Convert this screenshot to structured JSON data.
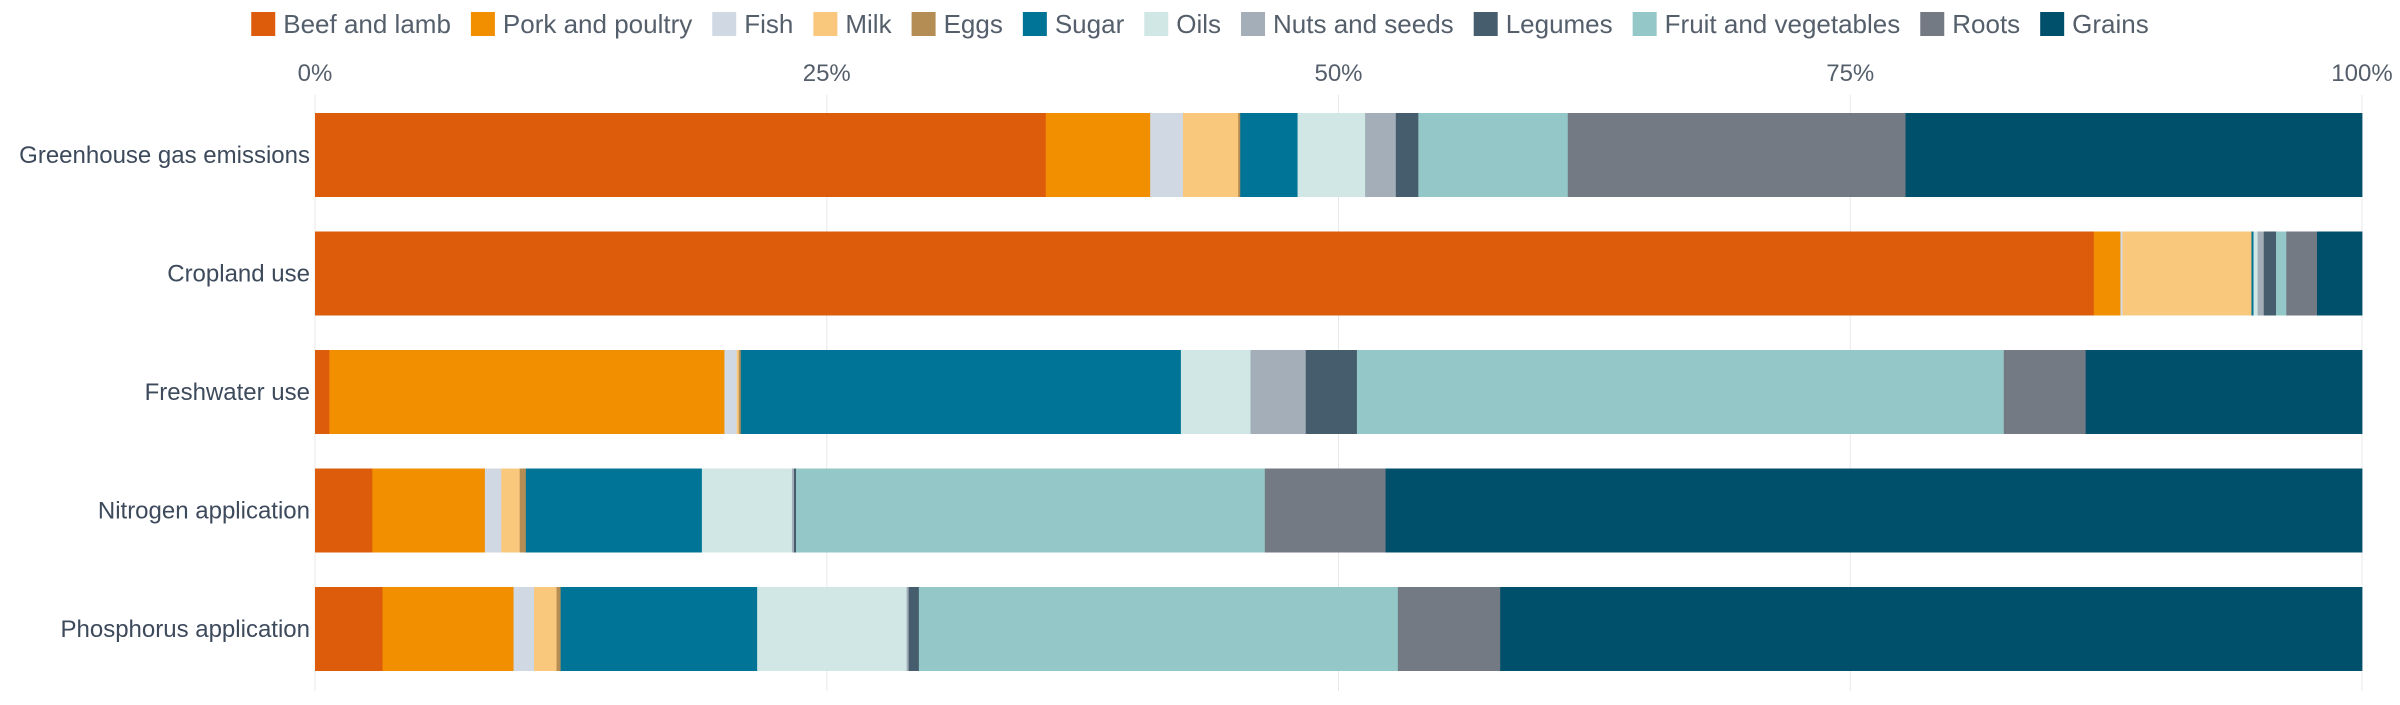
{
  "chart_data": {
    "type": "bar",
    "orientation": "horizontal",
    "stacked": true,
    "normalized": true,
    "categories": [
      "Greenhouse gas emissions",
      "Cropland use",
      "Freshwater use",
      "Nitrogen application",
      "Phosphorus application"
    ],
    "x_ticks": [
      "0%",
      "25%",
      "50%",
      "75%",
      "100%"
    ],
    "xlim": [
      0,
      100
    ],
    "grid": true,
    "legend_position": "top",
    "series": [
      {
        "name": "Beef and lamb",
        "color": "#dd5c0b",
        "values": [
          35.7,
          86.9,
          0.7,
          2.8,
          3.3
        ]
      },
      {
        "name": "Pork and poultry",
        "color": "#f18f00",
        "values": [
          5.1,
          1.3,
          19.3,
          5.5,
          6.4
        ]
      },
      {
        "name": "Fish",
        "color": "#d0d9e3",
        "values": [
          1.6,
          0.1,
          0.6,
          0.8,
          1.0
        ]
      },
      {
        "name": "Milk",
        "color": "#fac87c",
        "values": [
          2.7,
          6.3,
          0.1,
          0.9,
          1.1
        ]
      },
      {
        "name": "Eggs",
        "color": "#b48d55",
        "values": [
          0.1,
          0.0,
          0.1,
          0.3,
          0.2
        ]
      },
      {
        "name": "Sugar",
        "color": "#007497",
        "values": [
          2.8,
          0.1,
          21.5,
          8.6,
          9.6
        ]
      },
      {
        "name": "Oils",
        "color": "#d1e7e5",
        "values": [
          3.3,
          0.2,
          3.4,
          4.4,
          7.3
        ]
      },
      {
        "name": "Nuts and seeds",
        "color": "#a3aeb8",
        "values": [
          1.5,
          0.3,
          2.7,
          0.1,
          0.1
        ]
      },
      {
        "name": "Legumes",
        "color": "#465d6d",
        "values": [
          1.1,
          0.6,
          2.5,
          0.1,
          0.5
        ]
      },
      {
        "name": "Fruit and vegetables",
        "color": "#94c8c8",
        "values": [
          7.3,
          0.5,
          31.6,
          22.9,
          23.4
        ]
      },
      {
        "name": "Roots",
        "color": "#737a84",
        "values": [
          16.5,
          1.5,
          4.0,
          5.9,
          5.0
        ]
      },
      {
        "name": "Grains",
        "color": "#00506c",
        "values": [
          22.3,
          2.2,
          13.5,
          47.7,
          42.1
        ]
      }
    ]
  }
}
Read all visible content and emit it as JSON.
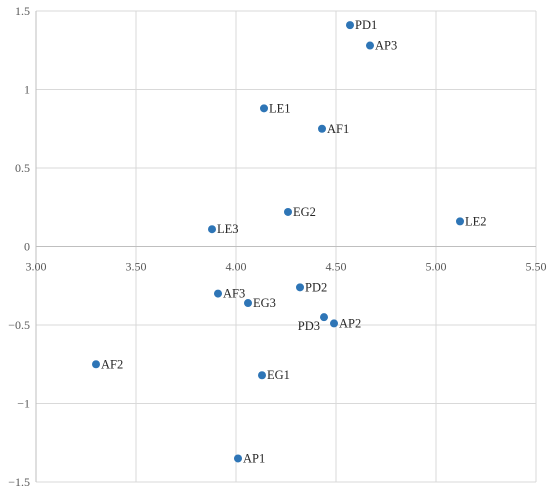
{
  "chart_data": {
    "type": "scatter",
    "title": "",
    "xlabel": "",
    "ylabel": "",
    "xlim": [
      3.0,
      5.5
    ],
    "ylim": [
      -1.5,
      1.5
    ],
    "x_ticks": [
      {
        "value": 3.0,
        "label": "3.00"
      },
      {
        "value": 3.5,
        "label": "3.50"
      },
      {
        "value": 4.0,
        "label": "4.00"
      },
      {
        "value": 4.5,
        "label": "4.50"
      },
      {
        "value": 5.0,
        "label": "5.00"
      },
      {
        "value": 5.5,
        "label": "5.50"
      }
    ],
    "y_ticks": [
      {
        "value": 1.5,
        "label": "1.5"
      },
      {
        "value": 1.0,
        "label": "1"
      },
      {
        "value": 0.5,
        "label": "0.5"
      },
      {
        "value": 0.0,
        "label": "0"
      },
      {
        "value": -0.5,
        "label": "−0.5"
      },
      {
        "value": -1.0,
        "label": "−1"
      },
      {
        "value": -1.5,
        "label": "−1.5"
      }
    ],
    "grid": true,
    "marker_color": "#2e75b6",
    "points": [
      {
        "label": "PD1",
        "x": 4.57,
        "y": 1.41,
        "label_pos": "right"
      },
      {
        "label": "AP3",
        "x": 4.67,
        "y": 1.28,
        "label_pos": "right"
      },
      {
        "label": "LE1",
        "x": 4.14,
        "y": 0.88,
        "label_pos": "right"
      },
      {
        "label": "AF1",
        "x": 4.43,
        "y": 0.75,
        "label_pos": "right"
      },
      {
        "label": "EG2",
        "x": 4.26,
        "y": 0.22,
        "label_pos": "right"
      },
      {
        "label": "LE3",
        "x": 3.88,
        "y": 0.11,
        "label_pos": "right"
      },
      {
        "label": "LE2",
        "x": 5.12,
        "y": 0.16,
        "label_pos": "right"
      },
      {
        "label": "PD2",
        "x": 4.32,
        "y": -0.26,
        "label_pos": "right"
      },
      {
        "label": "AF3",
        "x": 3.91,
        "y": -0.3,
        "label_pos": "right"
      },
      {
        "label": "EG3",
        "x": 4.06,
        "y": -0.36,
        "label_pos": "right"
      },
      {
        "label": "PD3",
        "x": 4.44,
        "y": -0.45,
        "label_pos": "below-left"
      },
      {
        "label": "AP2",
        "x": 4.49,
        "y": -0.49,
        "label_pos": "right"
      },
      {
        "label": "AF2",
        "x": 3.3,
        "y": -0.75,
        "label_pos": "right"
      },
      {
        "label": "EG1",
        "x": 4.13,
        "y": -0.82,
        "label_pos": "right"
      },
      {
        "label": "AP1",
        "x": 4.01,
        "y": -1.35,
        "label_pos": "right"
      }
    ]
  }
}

____________________

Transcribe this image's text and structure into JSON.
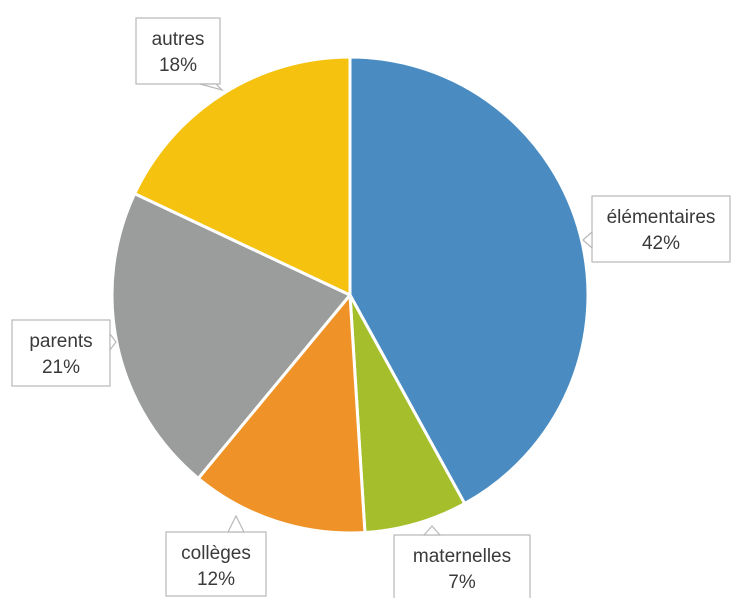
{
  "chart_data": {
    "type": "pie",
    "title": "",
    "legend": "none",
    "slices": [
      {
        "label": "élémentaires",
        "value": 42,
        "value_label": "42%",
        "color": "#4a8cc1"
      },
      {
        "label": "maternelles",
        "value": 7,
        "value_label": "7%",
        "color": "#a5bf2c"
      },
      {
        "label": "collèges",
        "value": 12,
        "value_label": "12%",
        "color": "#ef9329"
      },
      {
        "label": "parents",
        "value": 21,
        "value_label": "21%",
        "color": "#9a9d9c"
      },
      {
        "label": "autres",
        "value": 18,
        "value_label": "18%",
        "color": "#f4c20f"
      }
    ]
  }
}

____________________

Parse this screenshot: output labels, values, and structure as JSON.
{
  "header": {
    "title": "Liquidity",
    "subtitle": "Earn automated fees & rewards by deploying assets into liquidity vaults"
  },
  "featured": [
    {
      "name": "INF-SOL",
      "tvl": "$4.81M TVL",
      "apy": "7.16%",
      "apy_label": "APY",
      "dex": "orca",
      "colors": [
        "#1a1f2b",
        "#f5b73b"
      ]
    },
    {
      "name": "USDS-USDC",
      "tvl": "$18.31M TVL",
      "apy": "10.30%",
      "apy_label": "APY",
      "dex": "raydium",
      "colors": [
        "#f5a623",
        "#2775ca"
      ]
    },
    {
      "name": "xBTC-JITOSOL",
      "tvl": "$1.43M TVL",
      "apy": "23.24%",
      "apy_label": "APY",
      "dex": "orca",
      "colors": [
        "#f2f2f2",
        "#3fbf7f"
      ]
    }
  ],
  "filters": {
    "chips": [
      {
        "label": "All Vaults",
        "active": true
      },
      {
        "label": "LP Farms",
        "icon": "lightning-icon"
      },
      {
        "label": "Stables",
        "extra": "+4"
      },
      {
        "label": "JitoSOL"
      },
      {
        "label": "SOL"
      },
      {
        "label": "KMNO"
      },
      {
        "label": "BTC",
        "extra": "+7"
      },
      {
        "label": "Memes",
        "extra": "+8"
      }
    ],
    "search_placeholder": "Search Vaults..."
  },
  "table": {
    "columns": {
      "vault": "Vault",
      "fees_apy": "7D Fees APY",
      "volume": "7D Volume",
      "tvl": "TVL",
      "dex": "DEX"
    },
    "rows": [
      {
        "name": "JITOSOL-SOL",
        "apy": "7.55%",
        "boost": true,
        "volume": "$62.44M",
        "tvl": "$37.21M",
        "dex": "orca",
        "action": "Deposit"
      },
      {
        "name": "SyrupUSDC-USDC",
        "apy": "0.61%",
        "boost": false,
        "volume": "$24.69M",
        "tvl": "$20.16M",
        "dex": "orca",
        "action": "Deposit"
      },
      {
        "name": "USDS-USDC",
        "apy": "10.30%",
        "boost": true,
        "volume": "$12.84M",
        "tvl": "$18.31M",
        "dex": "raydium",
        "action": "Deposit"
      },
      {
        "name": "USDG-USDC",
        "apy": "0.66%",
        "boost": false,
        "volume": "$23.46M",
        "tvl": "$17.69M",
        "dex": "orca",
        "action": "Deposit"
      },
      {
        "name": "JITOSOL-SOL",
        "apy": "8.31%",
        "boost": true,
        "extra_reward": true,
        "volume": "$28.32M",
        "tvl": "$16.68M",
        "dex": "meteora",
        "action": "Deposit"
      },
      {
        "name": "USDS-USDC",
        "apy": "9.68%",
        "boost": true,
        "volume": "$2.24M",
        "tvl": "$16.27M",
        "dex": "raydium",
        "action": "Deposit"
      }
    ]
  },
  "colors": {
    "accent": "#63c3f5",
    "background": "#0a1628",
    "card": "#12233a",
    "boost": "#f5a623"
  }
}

____________________

▸ Description of the task:
Go through the records and pull out each line that includes the word "USDC".

▸ Answer below:
      "name": "USDS-USDC",
        "name": "SyrupUSDC-USDC",
        "name": "USDS-USDC",
        "name": "USDG-USDC",
        "name": "USDS-USDC",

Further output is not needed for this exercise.